TASK INPUTS below:

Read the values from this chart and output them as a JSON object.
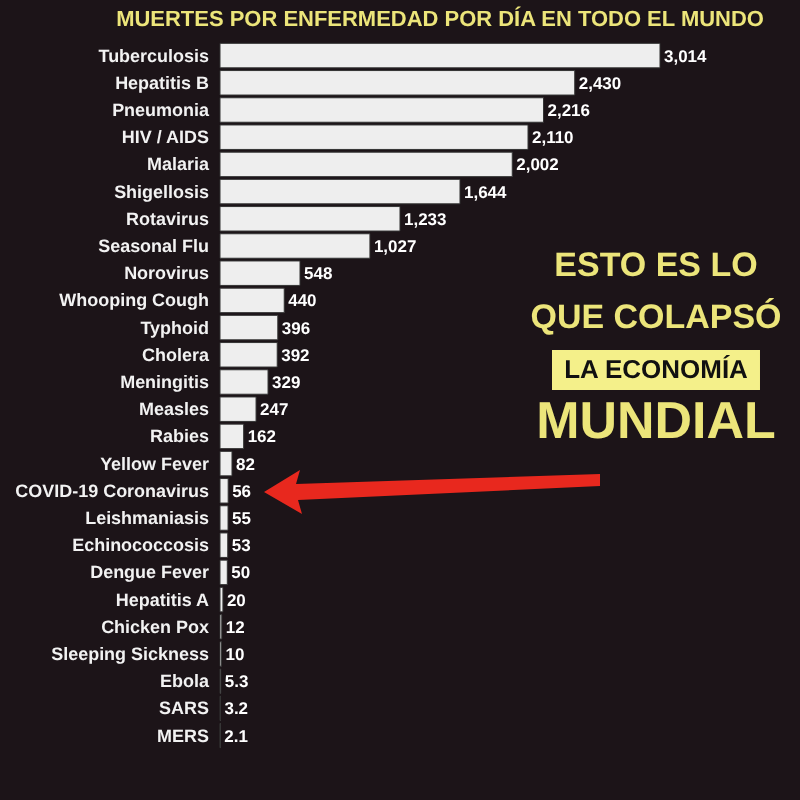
{
  "chart_data": {
    "type": "bar",
    "orientation": "horizontal",
    "title": "MUERTES POR ENFERMEDAD POR DÍA EN TODO EL MUNDO",
    "categories": [
      "Tuberculosis",
      "Hepatitis B",
      "Pneumonia",
      "HIV / AIDS",
      "Malaria",
      "Shigellosis",
      "Rotavirus",
      "Seasonal Flu",
      "Norovirus",
      "Whooping Cough",
      "Typhoid",
      "Cholera",
      "Meningitis",
      "Measles",
      "Rabies",
      "Yellow Fever",
      "COVID-19 Coronavirus",
      "Leishmaniasis",
      "Echinococcosis",
      "Dengue Fever",
      "Hepatitis A",
      "Chicken Pox",
      "Sleeping Sickness",
      "Ebola",
      "SARS",
      "MERS"
    ],
    "values": [
      3014,
      2430,
      2216,
      2110,
      2002,
      1644,
      1233,
      1027,
      548,
      440,
      396,
      392,
      329,
      247,
      162,
      82,
      56,
      55,
      53,
      50,
      20,
      12,
      10,
      5.3,
      3.2,
      2.1
    ],
    "value_labels": [
      "3,014",
      "2,430",
      "2,216",
      "2,110",
      "2,002",
      "1,644",
      "1,233",
      "1,027",
      "548",
      "440",
      "396",
      "392",
      "329",
      "247",
      "162",
      "82",
      "56",
      "55",
      "53",
      "50",
      "20",
      "12",
      "10",
      "5.3",
      "3.2",
      "2.1"
    ],
    "color": "#eeeeee",
    "annotations": [
      "ESTO ES LO",
      "QUE COLAPSÓ",
      "LA ECONOMÍA",
      "MUNDIAL"
    ]
  }
}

End of TASK INPUTS.

Transcribe each record above exactly, leaving every picture out of the copy.

» EXERCISE SOLUTION:
Read the values from this chart and output them as a JSON object.
{
  "chart_data": {
    "type": "bar",
    "orientation": "horizontal",
    "title": "MUERTES POR ENFERMEDAD POR DÍA EN TODO EL MUNDO",
    "categories": [
      "Tuberculosis",
      "Hepatitis B",
      "Pneumonia",
      "HIV / AIDS",
      "Malaria",
      "Shigellosis",
      "Rotavirus",
      "Seasonal Flu",
      "Norovirus",
      "Whooping Cough",
      "Typhoid",
      "Cholera",
      "Meningitis",
      "Measles",
      "Rabies",
      "Yellow Fever",
      "COVID-19 Coronavirus",
      "Leishmaniasis",
      "Echinococcosis",
      "Dengue Fever",
      "Hepatitis A",
      "Chicken Pox",
      "Sleeping Sickness",
      "Ebola",
      "SARS",
      "MERS"
    ],
    "values": [
      3014,
      2430,
      2216,
      2110,
      2002,
      1644,
      1233,
      1027,
      548,
      440,
      396,
      392,
      329,
      247,
      162,
      82,
      56,
      55,
      53,
      50,
      20,
      12,
      10,
      5.3,
      3.2,
      2.1
    ],
    "value_labels": [
      "3,014",
      "2,430",
      "2,216",
      "2,110",
      "2,002",
      "1,644",
      "1,233",
      "1,027",
      "548",
      "440",
      "396",
      "392",
      "329",
      "247",
      "162",
      "82",
      "56",
      "55",
      "53",
      "50",
      "20",
      "12",
      "10",
      "5.3",
      "3.2",
      "2.1"
    ],
    "color": "#eeeeee",
    "annotations": [
      "ESTO ES LO",
      "QUE COLAPSÓ",
      "LA ECONOMÍA",
      "MUNDIAL"
    ]
  }
}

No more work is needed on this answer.